##### Task inputs #####

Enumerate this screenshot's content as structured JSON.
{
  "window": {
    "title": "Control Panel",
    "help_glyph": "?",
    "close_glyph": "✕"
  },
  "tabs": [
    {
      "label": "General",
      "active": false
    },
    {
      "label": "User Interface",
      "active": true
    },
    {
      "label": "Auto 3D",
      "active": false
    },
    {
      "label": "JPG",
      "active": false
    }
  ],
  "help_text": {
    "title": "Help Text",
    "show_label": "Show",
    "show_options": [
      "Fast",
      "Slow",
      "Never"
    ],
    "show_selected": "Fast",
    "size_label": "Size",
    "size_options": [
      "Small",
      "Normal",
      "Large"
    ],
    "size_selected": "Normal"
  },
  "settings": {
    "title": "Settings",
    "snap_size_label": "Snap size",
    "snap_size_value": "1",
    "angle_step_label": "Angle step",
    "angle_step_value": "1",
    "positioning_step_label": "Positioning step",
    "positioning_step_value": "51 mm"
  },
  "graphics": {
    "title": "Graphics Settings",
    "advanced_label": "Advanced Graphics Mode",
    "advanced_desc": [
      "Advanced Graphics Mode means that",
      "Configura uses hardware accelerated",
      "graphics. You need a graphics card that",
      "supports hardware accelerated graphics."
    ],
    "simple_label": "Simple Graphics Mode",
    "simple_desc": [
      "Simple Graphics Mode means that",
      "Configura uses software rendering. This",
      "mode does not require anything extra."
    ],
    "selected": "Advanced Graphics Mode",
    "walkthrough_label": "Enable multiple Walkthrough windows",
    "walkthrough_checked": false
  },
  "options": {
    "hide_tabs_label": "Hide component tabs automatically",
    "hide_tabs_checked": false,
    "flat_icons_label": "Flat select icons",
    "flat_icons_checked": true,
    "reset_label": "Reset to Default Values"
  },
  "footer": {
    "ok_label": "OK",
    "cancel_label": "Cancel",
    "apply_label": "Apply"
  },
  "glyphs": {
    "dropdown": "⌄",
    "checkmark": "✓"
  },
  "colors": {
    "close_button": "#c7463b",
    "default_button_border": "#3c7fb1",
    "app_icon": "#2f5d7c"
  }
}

#####

What you have to do »
Using the data above, output each line exactly.

Written response »
Enumerate this screenshot's content as structured JSON.
{
  "window": {
    "title": "Control Panel",
    "help_glyph": "?",
    "close_glyph": "✕"
  },
  "tabs": [
    {
      "label": "General",
      "active": false
    },
    {
      "label": "User Interface",
      "active": true
    },
    {
      "label": "Auto 3D",
      "active": false
    },
    {
      "label": "JPG",
      "active": false
    }
  ],
  "help_text": {
    "title": "Help Text",
    "show_label": "Show",
    "show_options": [
      "Fast",
      "Slow",
      "Never"
    ],
    "show_selected": "Fast",
    "size_label": "Size",
    "size_options": [
      "Small",
      "Normal",
      "Large"
    ],
    "size_selected": "Normal"
  },
  "settings": {
    "title": "Settings",
    "snap_size_label": "Snap size",
    "snap_size_value": "1",
    "angle_step_label": "Angle step",
    "angle_step_value": "1",
    "positioning_step_label": "Positioning step",
    "positioning_step_value": "51 mm"
  },
  "graphics": {
    "title": "Graphics Settings",
    "advanced_label": "Advanced Graphics Mode",
    "advanced_desc": [
      "Advanced Graphics Mode means that",
      "Configura uses hardware accelerated",
      "graphics. You need a graphics card that",
      "supports hardware accelerated graphics."
    ],
    "simple_label": "Simple Graphics Mode",
    "simple_desc": [
      "Simple Graphics Mode means that",
      "Configura uses software rendering. This",
      "mode does not require anything extra."
    ],
    "selected": "Advanced Graphics Mode",
    "walkthrough_label": "Enable multiple Walkthrough windows",
    "walkthrough_checked": false
  },
  "options": {
    "hide_tabs_label": "Hide component tabs automatically",
    "hide_tabs_checked": false,
    "flat_icons_label": "Flat select icons",
    "flat_icons_checked": true,
    "reset_label": "Reset to Default Values"
  },
  "footer": {
    "ok_label": "OK",
    "cancel_label": "Cancel",
    "apply_label": "Apply"
  },
  "glyphs": {
    "dropdown": "⌄",
    "checkmark": "✓"
  },
  "colors": {
    "close_button": "#c7463b",
    "default_button_border": "#3c7fb1",
    "app_icon": "#2f5d7c"
  }
}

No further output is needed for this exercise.